GOAL
Check each line of the entries below for the string "content"; copy every line where it appears.

RECORD SET

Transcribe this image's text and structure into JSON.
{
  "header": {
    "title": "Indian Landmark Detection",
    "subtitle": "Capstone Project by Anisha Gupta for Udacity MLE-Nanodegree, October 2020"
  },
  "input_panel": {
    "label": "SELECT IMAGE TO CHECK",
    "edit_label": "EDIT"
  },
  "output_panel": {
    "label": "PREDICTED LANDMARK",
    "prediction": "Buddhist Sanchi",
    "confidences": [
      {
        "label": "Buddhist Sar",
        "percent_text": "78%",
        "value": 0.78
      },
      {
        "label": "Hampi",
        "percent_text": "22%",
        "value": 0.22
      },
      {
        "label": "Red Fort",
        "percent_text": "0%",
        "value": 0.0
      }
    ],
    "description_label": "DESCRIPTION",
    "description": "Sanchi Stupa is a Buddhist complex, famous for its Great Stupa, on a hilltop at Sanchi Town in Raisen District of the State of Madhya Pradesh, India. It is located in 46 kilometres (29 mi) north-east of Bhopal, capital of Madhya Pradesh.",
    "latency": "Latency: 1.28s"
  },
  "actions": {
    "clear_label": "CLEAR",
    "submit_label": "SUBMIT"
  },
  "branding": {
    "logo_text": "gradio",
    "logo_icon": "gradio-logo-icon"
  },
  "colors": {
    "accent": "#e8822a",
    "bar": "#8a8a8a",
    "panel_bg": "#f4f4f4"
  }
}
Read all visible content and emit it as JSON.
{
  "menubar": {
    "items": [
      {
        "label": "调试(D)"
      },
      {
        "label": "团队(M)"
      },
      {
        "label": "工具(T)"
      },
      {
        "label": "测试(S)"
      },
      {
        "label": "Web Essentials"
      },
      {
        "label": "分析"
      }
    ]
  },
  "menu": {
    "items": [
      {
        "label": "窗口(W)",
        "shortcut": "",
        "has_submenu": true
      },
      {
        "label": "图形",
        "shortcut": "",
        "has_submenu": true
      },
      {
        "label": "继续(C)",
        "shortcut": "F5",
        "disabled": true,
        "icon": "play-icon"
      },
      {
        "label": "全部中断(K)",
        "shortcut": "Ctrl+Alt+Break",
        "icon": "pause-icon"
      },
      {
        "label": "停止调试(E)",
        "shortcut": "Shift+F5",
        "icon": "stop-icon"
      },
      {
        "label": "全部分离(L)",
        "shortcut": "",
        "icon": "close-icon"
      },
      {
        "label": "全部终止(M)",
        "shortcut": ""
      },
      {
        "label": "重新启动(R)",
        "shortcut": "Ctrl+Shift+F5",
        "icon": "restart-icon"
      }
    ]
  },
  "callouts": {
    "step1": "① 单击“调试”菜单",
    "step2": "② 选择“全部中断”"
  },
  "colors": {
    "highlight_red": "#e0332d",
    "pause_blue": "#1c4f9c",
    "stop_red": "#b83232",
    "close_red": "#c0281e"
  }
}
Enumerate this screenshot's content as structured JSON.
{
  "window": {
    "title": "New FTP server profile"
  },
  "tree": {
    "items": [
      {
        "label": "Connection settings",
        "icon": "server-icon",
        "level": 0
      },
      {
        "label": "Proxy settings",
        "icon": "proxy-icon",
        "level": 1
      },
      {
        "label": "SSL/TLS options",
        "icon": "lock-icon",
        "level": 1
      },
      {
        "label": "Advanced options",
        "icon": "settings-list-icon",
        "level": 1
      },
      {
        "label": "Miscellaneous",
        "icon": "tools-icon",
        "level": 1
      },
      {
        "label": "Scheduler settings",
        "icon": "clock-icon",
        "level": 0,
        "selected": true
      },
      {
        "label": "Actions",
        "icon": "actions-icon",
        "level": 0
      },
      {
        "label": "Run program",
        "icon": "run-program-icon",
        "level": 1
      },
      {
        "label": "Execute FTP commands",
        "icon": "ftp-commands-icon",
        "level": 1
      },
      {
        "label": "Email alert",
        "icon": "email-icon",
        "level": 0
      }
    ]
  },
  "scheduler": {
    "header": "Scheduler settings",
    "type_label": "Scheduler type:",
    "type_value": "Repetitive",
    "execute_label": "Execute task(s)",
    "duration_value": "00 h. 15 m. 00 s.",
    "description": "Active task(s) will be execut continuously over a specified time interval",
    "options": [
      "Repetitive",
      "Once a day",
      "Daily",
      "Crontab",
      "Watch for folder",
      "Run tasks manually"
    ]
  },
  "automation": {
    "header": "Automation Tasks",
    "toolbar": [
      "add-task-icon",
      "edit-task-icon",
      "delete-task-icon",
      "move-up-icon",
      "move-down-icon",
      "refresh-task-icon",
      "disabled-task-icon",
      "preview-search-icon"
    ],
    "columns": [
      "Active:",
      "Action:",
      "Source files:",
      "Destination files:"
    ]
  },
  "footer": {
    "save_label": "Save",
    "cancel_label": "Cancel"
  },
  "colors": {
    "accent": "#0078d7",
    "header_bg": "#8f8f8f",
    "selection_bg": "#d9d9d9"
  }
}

FINISHED ANSWER
Read all visible content and emit it as JSON.
Enumerate this screenshot's content as structured JSON.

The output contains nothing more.